● Required work: Write out the lines from the very first one of the items down to the line containing "Give me the", inclusive, as a numbered list with blank lines left out. Don't include the pictures.

● Input rows:
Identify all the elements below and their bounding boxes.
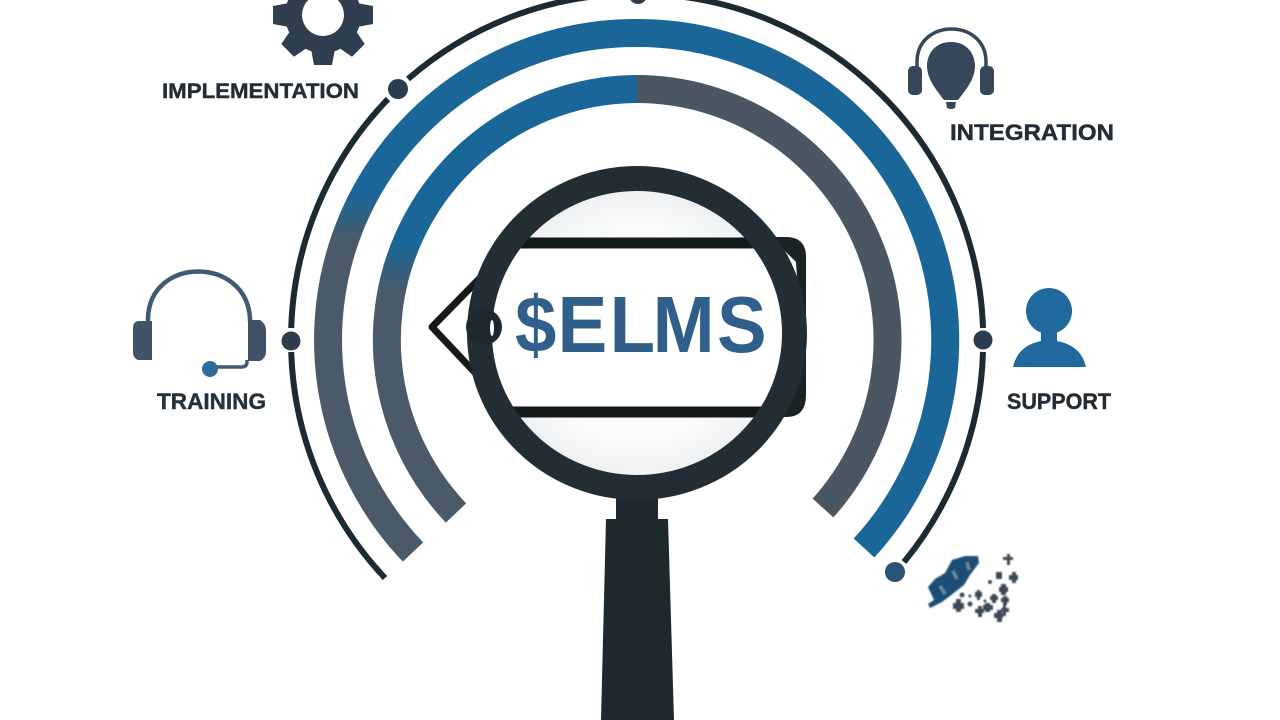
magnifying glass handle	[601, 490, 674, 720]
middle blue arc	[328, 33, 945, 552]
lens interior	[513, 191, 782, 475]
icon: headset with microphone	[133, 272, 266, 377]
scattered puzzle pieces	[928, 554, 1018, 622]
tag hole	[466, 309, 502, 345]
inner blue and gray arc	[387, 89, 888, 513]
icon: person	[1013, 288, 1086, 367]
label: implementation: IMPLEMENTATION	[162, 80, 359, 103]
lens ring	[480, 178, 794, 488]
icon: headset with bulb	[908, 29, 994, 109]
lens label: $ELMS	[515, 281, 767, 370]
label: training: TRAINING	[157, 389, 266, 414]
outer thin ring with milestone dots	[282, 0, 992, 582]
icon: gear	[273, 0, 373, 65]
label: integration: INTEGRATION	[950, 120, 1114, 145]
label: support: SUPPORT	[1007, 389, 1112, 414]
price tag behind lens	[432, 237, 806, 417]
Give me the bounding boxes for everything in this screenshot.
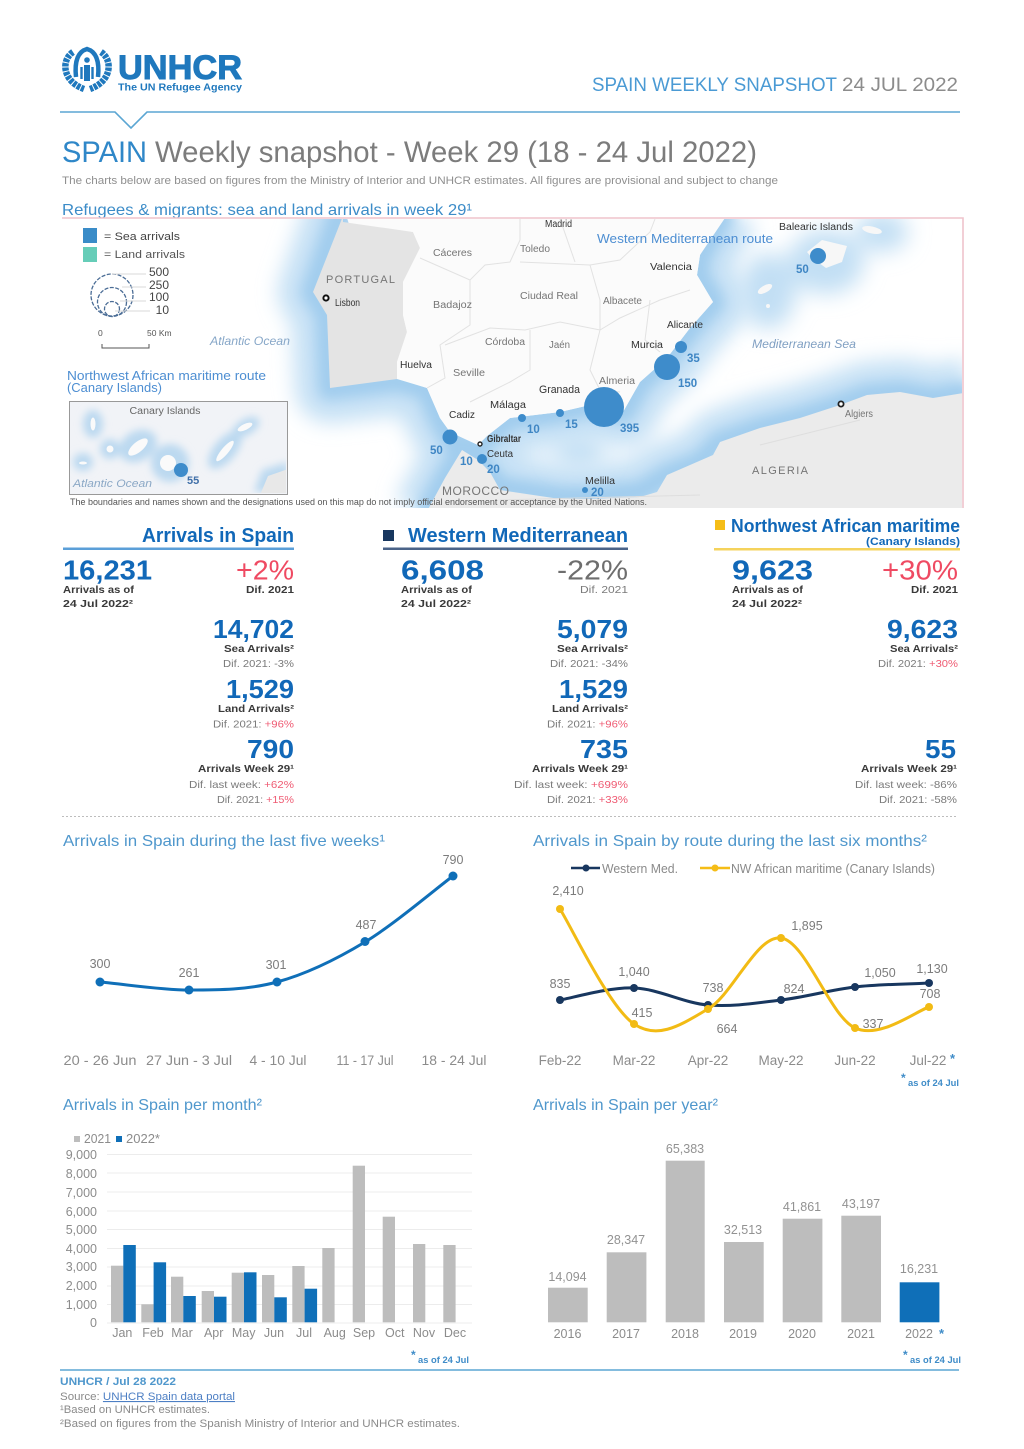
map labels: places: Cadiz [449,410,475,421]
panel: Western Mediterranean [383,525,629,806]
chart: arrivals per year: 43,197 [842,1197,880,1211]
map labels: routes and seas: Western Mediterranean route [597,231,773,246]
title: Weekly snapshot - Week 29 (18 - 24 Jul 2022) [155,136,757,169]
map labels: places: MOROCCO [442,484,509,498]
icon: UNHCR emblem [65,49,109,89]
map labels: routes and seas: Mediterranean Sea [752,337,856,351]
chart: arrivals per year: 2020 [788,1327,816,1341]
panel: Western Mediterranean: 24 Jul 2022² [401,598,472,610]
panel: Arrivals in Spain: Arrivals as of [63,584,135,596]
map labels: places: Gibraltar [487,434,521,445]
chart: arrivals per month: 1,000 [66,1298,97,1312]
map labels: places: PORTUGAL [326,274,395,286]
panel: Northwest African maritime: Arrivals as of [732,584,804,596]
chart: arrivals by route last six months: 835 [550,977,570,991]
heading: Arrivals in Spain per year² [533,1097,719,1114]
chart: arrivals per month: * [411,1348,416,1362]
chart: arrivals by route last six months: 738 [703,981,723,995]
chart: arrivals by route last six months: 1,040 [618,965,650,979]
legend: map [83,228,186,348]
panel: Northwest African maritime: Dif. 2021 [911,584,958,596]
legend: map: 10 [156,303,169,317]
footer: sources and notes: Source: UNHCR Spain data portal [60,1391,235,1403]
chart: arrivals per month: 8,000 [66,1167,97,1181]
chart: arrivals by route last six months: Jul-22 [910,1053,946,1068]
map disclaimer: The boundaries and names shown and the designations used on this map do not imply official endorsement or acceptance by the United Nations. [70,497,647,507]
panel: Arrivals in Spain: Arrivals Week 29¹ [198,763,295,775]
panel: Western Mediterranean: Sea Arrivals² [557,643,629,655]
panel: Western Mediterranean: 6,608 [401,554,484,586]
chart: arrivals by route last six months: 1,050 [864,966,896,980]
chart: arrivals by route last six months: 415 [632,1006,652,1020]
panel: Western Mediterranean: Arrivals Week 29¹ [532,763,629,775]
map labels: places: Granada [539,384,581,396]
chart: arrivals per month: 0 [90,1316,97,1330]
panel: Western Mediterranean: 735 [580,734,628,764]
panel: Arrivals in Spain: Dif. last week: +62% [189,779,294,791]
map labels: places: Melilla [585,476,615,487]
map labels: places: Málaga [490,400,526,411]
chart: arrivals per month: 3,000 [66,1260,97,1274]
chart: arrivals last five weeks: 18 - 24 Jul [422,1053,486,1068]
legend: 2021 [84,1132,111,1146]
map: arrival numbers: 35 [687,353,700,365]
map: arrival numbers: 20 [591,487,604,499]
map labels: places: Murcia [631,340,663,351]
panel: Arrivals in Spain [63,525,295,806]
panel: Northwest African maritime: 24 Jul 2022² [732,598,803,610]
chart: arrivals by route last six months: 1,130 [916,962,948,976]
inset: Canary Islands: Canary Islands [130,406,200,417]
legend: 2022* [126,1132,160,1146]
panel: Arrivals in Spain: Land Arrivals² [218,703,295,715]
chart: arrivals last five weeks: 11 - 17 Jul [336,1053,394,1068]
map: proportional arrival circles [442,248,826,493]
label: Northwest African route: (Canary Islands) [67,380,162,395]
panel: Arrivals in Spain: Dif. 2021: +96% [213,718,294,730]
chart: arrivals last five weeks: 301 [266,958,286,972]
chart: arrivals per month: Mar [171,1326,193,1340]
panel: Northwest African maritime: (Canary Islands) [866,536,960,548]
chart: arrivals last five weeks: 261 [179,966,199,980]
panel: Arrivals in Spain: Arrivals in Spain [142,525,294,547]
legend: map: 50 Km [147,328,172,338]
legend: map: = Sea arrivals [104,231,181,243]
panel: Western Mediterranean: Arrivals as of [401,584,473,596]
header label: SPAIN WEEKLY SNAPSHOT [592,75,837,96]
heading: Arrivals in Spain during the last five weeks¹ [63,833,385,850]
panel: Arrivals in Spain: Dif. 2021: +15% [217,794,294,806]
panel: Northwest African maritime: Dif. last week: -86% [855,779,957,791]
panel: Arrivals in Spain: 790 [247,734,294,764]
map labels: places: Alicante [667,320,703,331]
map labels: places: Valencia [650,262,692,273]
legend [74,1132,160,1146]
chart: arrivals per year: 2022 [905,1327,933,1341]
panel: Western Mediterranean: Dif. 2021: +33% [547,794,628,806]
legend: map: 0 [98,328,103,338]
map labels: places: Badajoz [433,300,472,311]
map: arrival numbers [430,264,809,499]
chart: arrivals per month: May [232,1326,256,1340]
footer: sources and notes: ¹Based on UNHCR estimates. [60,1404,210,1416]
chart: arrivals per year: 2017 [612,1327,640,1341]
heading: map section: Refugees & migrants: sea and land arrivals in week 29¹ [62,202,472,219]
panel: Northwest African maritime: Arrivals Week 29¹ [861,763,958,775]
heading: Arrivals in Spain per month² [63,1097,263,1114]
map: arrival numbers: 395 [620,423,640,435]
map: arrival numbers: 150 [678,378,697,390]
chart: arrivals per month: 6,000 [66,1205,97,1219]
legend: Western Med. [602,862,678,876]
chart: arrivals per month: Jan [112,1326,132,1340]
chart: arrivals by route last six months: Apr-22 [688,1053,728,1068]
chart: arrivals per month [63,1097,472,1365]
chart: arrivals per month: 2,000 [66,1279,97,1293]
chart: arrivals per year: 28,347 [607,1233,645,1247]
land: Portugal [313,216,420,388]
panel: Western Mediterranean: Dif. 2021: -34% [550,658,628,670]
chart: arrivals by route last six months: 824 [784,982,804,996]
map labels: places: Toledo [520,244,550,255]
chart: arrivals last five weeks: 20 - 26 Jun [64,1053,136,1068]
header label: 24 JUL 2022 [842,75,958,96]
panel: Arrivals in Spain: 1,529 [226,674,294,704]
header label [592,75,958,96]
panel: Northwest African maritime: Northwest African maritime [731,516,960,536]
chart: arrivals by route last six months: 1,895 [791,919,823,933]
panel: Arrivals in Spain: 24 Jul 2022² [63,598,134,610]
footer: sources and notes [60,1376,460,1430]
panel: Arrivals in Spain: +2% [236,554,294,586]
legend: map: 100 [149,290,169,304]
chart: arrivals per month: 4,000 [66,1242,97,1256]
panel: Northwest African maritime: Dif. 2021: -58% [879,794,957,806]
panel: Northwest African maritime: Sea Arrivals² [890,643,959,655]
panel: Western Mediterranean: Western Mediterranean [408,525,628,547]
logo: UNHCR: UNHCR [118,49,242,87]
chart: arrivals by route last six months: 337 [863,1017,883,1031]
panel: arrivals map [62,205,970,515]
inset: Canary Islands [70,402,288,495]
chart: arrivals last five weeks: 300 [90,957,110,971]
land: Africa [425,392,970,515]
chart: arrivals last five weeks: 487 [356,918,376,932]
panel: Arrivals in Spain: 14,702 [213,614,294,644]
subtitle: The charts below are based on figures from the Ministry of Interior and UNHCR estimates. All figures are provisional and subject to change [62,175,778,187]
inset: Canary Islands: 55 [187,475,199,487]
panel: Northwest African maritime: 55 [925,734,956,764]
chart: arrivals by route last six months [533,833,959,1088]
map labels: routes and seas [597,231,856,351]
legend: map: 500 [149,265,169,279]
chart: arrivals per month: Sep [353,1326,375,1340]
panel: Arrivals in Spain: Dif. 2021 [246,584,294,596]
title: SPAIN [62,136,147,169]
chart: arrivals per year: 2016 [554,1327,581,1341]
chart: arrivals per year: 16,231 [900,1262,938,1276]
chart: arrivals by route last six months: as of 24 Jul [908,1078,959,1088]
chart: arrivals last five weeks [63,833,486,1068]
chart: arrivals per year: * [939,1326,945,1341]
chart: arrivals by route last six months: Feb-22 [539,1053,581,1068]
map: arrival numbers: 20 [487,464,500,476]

● Result of this task:
1. Identify all the elements below and their bounding boxes.
2. magnifying glass handle	[601, 490, 674, 720]
3. middle blue arc	[328, 33, 945, 552]
4. lens interior	[513, 191, 782, 475]
5. icon: headset with microphone	[133, 272, 266, 377]
6. scattered puzzle pieces	[928, 554, 1018, 622]
7. tag hole	[466, 309, 502, 345]
8. inner blue and gray arc	[387, 89, 888, 513]
9. icon: person	[1013, 288, 1086, 367]
10. label: implementation: IMPLEMENTATION	[162, 80, 359, 103]
11. lens ring	[480, 178, 794, 488]
12. icon: headset with bulb	[908, 29, 994, 109]
13. lens label: $ELMS	[515, 281, 767, 370]
14. label: training: TRAINING	[157, 389, 266, 414]
15. outer thin ring with milestone dots	[282, 0, 992, 582]
16. icon: gear	[273, 0, 373, 65]
17. label: integration: INTEGRATION	[950, 120, 1114, 145]
18. label: support: SUPPORT	[1007, 389, 1112, 414]
19. price tag behind lens	[432, 237, 806, 417]
20. Give me the bounding boxes for everything in this screenshot.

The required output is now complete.